Excerpt from a dataset
--- BEGIN ---

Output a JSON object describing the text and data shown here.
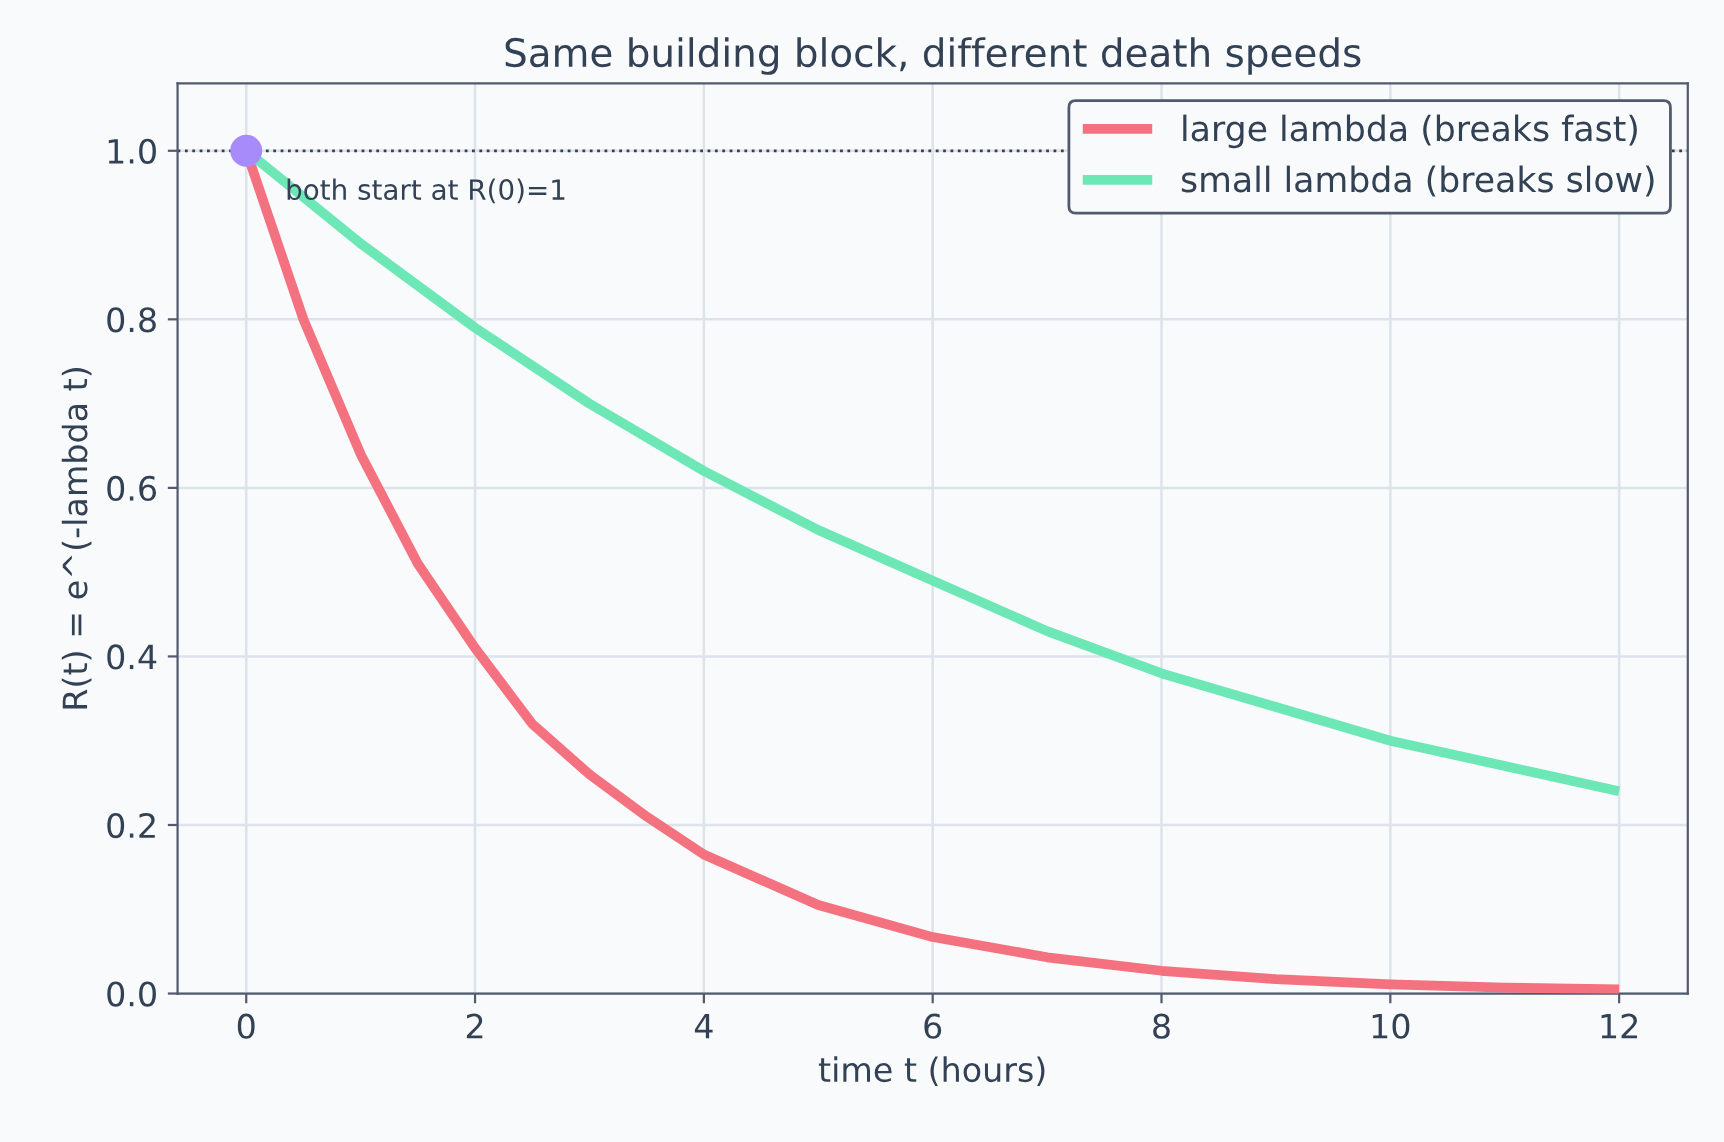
{
  "chart_data": {
    "type": "line",
    "title": "Same building block, different death speeds",
    "xlabel": "time t (hours)",
    "ylabel": "R(t) = e^(-lambda t)",
    "series": [
      {
        "name": "large lambda (breaks fast)",
        "color": "#f4727f",
        "x": [
          0,
          0.5,
          1,
          1.5,
          2,
          2.5,
          3,
          3.5,
          4,
          5,
          6,
          7,
          8,
          9,
          10,
          11,
          12
        ],
        "values": [
          1.0,
          0.8,
          0.64,
          0.51,
          0.41,
          0.32,
          0.26,
          0.21,
          0.165,
          0.105,
          0.067,
          0.043,
          0.027,
          0.017,
          0.011,
          0.007,
          0.005
        ]
      },
      {
        "name": "small lambda (breaks slow)",
        "color": "#6ee7b7",
        "x": [
          0,
          1,
          2,
          3,
          4,
          5,
          6,
          7,
          8,
          9,
          10,
          11,
          12
        ],
        "values": [
          1.0,
          0.89,
          0.79,
          0.7,
          0.62,
          0.55,
          0.49,
          0.43,
          0.38,
          0.34,
          0.3,
          0.27,
          0.24
        ]
      },
      {
        "type": "scatter",
        "color": "#a78bfa",
        "x": [
          0
        ],
        "values": [
          1.0
        ]
      }
    ],
    "ref_lines": [
      {
        "axis": "y",
        "value": 1.0,
        "color": "#334155",
        "line_style": "dotted"
      }
    ],
    "annotations": [
      {
        "text": "both start at R(0)=1",
        "x": 0,
        "y": 1.0
      }
    ],
    "xlim": [
      -0.6,
      12.6
    ],
    "ylim": [
      0,
      1.08
    ],
    "xticks": [
      0,
      2,
      4,
      6,
      8,
      10,
      12
    ],
    "yticks": [
      {
        "value": 0,
        "label": "0.0"
      },
      {
        "value": 0.2,
        "label": "0.2"
      },
      {
        "value": 0.4,
        "label": "0.4"
      },
      {
        "value": 0.6,
        "label": "0.6"
      },
      {
        "value": 0.8,
        "label": "0.8"
      },
      {
        "value": 1.0,
        "label": "1.0"
      }
    ],
    "grid": true,
    "legend": "top right"
  }
}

--- END ---

Copy every entry exactly as written. Pictures are excluded.

Answer to this problem:
Output a JSON object describing the text and data shown here.
{
  "chart_data": {
    "type": "line",
    "title": "Same building block, different death speeds",
    "xlabel": "time t (hours)",
    "ylabel": "R(t) = e^(-lambda t)",
    "series": [
      {
        "name": "large lambda (breaks fast)",
        "color": "#f4727f",
        "x": [
          0,
          0.5,
          1,
          1.5,
          2,
          2.5,
          3,
          3.5,
          4,
          5,
          6,
          7,
          8,
          9,
          10,
          11,
          12
        ],
        "values": [
          1.0,
          0.8,
          0.64,
          0.51,
          0.41,
          0.32,
          0.26,
          0.21,
          0.165,
          0.105,
          0.067,
          0.043,
          0.027,
          0.017,
          0.011,
          0.007,
          0.005
        ]
      },
      {
        "name": "small lambda (breaks slow)",
        "color": "#6ee7b7",
        "x": [
          0,
          1,
          2,
          3,
          4,
          5,
          6,
          7,
          8,
          9,
          10,
          11,
          12
        ],
        "values": [
          1.0,
          0.89,
          0.79,
          0.7,
          0.62,
          0.55,
          0.49,
          0.43,
          0.38,
          0.34,
          0.3,
          0.27,
          0.24
        ]
      },
      {
        "type": "scatter",
        "color": "#a78bfa",
        "x": [
          0
        ],
        "values": [
          1.0
        ]
      }
    ],
    "ref_lines": [
      {
        "axis": "y",
        "value": 1.0,
        "color": "#334155",
        "line_style": "dotted"
      }
    ],
    "annotations": [
      {
        "text": "both start at R(0)=1",
        "x": 0,
        "y": 1.0
      }
    ],
    "xlim": [
      -0.6,
      12.6
    ],
    "ylim": [
      0,
      1.08
    ],
    "xticks": [
      0,
      2,
      4,
      6,
      8,
      10,
      12
    ],
    "yticks": [
      {
        "value": 0,
        "label": "0.0"
      },
      {
        "value": 0.2,
        "label": "0.2"
      },
      {
        "value": 0.4,
        "label": "0.4"
      },
      {
        "value": 0.6,
        "label": "0.6"
      },
      {
        "value": 0.8,
        "label": "0.8"
      },
      {
        "value": 1.0,
        "label": "1.0"
      }
    ],
    "grid": true,
    "legend": "top right"
  }
}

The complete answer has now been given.